>> begin RECORDS PROVIDED
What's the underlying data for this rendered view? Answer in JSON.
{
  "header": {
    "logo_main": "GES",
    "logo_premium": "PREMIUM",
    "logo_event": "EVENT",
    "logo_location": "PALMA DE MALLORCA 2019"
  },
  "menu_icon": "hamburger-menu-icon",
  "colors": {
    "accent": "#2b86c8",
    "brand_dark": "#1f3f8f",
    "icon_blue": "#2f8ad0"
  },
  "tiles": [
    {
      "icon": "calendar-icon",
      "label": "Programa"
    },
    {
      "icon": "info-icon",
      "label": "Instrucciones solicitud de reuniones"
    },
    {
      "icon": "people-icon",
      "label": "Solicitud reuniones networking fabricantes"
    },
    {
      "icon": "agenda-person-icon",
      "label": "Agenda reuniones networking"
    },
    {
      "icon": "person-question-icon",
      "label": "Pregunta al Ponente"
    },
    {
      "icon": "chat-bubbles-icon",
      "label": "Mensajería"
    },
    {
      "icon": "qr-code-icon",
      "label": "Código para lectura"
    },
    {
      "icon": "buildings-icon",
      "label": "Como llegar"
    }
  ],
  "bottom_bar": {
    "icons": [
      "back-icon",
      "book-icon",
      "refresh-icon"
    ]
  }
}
>> end RECORDS PROVIDED
>> begin RECORDS PROVIDED
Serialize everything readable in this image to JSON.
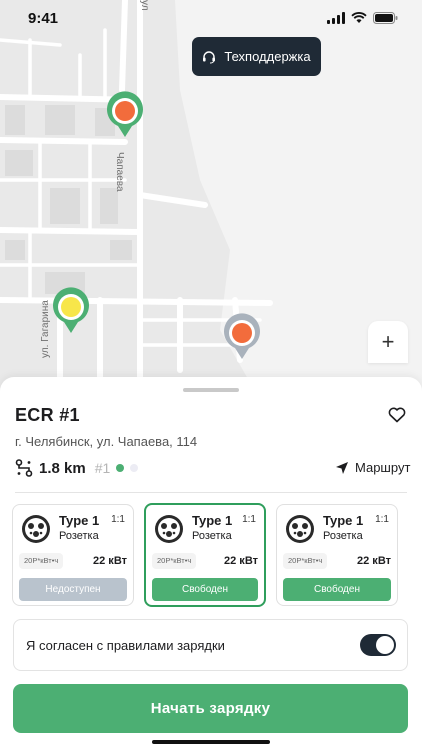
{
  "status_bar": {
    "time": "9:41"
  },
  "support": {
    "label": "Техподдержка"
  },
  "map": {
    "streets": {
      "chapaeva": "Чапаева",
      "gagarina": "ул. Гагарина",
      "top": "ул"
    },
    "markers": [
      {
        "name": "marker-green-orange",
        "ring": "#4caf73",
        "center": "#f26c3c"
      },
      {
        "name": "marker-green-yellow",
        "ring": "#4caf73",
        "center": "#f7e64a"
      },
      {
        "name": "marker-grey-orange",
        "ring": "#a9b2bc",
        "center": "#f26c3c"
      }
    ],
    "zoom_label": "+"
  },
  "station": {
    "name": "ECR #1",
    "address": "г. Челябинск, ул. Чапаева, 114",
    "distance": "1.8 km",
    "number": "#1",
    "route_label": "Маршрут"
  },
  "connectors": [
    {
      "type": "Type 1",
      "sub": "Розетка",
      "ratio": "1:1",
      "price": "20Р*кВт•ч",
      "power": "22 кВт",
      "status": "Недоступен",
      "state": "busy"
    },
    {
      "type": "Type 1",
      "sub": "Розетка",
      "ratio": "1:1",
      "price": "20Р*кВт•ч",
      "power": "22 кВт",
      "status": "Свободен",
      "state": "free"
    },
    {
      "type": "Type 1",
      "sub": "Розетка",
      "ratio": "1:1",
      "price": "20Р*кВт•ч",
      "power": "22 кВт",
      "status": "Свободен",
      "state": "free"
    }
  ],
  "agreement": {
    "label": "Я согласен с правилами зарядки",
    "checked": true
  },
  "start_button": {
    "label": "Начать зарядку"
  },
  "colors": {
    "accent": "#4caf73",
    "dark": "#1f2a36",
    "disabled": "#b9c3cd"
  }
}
>> end RECORDS PROVIDED
>> begin RECORDS PROVIDED
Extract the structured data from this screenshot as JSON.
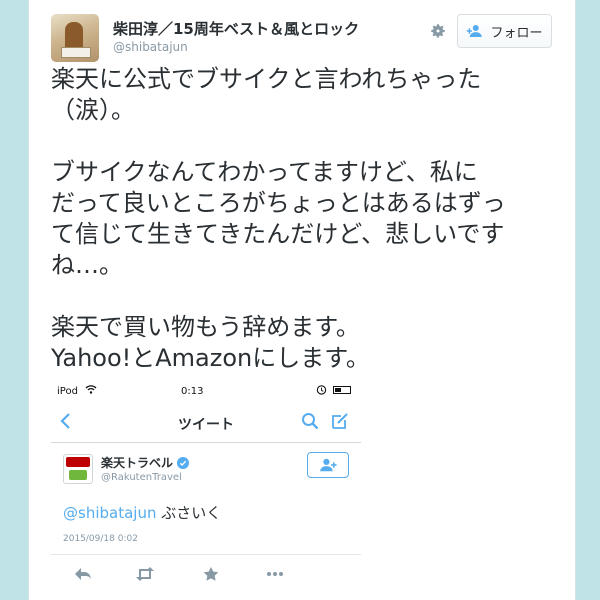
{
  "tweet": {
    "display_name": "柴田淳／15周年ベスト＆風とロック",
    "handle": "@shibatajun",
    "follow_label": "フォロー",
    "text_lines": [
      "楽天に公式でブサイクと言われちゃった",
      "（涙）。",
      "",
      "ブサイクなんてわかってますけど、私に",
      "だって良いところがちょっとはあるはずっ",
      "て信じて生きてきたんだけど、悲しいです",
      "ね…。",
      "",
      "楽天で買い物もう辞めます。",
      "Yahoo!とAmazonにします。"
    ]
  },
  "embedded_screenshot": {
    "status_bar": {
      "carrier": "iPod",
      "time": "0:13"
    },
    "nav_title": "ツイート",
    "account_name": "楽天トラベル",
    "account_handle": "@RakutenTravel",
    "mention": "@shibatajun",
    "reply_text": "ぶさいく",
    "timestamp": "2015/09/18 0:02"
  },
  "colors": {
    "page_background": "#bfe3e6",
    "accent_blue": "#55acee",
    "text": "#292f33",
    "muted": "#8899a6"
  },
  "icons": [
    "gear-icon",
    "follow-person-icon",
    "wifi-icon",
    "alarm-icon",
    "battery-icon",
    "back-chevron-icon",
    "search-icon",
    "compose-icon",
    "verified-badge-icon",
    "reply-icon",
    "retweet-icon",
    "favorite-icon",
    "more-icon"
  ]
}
>> end RECORDS PROVIDED
DIRECTIONS: Say how many lines of the data hold the string "person". Reply with the number alone.

RESULT OF THE TASK: 3